### What you need to do
Please print the full listing exactly.

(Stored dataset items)
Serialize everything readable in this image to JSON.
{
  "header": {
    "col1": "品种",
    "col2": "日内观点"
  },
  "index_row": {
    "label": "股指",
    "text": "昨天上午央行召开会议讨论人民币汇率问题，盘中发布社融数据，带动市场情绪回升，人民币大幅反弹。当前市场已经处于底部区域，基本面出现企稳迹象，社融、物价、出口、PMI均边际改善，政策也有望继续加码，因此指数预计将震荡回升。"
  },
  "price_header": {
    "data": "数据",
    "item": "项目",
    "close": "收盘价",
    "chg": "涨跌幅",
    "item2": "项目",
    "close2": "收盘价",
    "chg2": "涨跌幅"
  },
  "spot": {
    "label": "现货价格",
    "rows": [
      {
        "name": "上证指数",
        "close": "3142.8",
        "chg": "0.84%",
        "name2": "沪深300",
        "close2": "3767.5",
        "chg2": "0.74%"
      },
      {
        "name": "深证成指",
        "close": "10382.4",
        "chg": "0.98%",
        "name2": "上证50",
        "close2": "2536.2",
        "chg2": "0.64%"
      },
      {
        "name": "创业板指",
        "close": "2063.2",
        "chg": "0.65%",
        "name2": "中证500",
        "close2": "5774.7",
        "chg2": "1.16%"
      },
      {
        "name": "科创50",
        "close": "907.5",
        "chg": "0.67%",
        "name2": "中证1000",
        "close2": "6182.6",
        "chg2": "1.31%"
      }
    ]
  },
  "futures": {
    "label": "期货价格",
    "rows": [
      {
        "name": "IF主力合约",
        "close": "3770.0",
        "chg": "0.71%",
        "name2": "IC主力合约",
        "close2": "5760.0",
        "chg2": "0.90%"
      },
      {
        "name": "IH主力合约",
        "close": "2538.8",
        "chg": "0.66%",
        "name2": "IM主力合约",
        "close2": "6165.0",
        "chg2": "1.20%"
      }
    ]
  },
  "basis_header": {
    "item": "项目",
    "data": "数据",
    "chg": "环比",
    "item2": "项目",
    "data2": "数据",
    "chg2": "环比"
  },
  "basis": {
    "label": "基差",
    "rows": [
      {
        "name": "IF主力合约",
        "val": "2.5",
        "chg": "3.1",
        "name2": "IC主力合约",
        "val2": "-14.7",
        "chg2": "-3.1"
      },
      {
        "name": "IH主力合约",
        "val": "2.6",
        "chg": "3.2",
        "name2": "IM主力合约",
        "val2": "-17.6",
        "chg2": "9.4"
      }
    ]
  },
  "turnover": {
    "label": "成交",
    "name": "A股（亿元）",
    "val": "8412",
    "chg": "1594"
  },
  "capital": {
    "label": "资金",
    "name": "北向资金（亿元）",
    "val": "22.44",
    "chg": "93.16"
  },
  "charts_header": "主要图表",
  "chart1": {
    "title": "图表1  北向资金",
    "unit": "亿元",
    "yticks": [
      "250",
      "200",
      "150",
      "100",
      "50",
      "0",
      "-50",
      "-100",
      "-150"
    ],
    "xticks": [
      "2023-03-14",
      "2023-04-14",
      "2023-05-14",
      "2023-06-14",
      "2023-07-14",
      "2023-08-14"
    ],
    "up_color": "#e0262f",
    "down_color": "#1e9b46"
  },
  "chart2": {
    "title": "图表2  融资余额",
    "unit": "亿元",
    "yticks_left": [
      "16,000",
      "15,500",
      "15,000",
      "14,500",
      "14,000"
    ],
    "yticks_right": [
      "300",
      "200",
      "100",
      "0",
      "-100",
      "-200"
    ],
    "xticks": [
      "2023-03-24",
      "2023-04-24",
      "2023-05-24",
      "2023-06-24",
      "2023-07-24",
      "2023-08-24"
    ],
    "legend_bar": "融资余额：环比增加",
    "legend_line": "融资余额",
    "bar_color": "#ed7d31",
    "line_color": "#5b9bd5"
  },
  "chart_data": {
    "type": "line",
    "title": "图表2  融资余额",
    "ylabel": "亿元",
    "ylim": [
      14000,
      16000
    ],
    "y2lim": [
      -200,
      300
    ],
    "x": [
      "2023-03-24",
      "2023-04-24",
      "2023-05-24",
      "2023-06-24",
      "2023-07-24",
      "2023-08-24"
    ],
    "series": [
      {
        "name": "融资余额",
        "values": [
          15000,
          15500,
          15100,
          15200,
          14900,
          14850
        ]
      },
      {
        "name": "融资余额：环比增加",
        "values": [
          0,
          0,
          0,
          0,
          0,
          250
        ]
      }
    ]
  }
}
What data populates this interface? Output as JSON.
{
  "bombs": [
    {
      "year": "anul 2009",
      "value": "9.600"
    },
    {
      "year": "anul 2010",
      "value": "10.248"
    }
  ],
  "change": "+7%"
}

### Answer to this task
Serialize everything readable in this image to JSON.
{
  "header": {
    "col1": "品种",
    "col2": "日内观点"
  },
  "index_row": {
    "label": "股指",
    "text": "昨天上午央行召开会议讨论人民币汇率问题，盘中发布社融数据，带动市场情绪回升，人民币大幅反弹。当前市场已经处于底部区域，基本面出现企稳迹象，社融、物价、出口、PMI均边际改善，政策也有望继续加码，因此指数预计将震荡回升。"
  },
  "price_header": {
    "data": "数据",
    "item": "项目",
    "close": "收盘价",
    "chg": "涨跌幅",
    "item2": "项目",
    "close2": "收盘价",
    "chg2": "涨跌幅"
  },
  "spot": {
    "label": "现货价格",
    "rows": [
      {
        "name": "上证指数",
        "close": "3142.8",
        "chg": "0.84%",
        "name2": "沪深300",
        "close2": "3767.5",
        "chg2": "0.74%"
      },
      {
        "name": "深证成指",
        "close": "10382.4",
        "chg": "0.98%",
        "name2": "上证50",
        "close2": "2536.2",
        "chg2": "0.64%"
      },
      {
        "name": "创业板指",
        "close": "2063.2",
        "chg": "0.65%",
        "name2": "中证500",
        "close2": "5774.7",
        "chg2": "1.16%"
      },
      {
        "name": "科创50",
        "close": "907.5",
        "chg": "0.67%",
        "name2": "中证1000",
        "close2": "6182.6",
        "chg2": "1.31%"
      }
    ]
  },
  "futures": {
    "label": "期货价格",
    "rows": [
      {
        "name": "IF主力合约",
        "close": "3770.0",
        "chg": "0.71%",
        "name2": "IC主力合约",
        "close2": "5760.0",
        "chg2": "0.90%"
      },
      {
        "name": "IH主力合约",
        "close": "2538.8",
        "chg": "0.66%",
        "name2": "IM主力合约",
        "close2": "6165.0",
        "chg2": "1.20%"
      }
    ]
  },
  "basis_header": {
    "item": "项目",
    "data": "数据",
    "chg": "环比",
    "item2": "项目",
    "data2": "数据",
    "chg2": "环比"
  },
  "basis": {
    "label": "基差",
    "rows": [
      {
        "name": "IF主力合约",
        "val": "2.5",
        "chg": "3.1",
        "name2": "IC主力合约",
        "val2": "-14.7",
        "chg2": "-3.1"
      },
      {
        "name": "IH主力合约",
        "val": "2.6",
        "chg": "3.2",
        "name2": "IM主力合约",
        "val2": "-17.6",
        "chg2": "9.4"
      }
    ]
  },
  "turnover": {
    "label": "成交",
    "name": "A股（亿元）",
    "val": "8412",
    "chg": "1594"
  },
  "capital": {
    "label": "资金",
    "name": "北向资金（亿元）",
    "val": "22.44",
    "chg": "93.16"
  },
  "charts_header": "主要图表",
  "chart1": {
    "title": "图表1  北向资金",
    "unit": "亿元",
    "yticks": [
      "250",
      "200",
      "150",
      "100",
      "50",
      "0",
      "-50",
      "-100",
      "-150"
    ],
    "xticks": [
      "2023-03-14",
      "2023-04-14",
      "2023-05-14",
      "2023-06-14",
      "2023-07-14",
      "2023-08-14"
    ],
    "up_color": "#e0262f",
    "down_color": "#1e9b46"
  },
  "chart2": {
    "title": "图表2  融资余额",
    "unit": "亿元",
    "yticks_left": [
      "16,000",
      "15,500",
      "15,000",
      "14,500",
      "14,000"
    ],
    "yticks_right": [
      "300",
      "200",
      "100",
      "0",
      "-100",
      "-200"
    ],
    "xticks": [
      "2023-03-24",
      "2023-04-24",
      "2023-05-24",
      "2023-06-24",
      "2023-07-24",
      "2023-08-24"
    ],
    "legend_bar": "融资余额：环比增加",
    "legend_line": "融资余额",
    "bar_color": "#ed7d31",
    "line_color": "#5b9bd5"
  },
  "chart_data": {
    "type": "line",
    "title": "图表2  融资余额",
    "ylabel": "亿元",
    "ylim": [
      14000,
      16000
    ],
    "y2lim": [
      -200,
      300
    ],
    "x": [
      "2023-03-24",
      "2023-04-24",
      "2023-05-24",
      "2023-06-24",
      "2023-07-24",
      "2023-08-24"
    ],
    "series": [
      {
        "name": "融资余额",
        "values": [
          15000,
          15500,
          15100,
          15200,
          14900,
          14850
        ]
      },
      {
        "name": "融资余额：环比增加",
        "values": [
          0,
          0,
          0,
          0,
          0,
          250
        ]
      }
    ]
  }
}
What data populates this interface? Output as JSON.
{
  "bombs": [
    {
      "year": "anul 2009",
      "value": "9.600"
    },
    {
      "year": "anul 2010",
      "value": "10.248"
    }
  ],
  "change": "+7%"
}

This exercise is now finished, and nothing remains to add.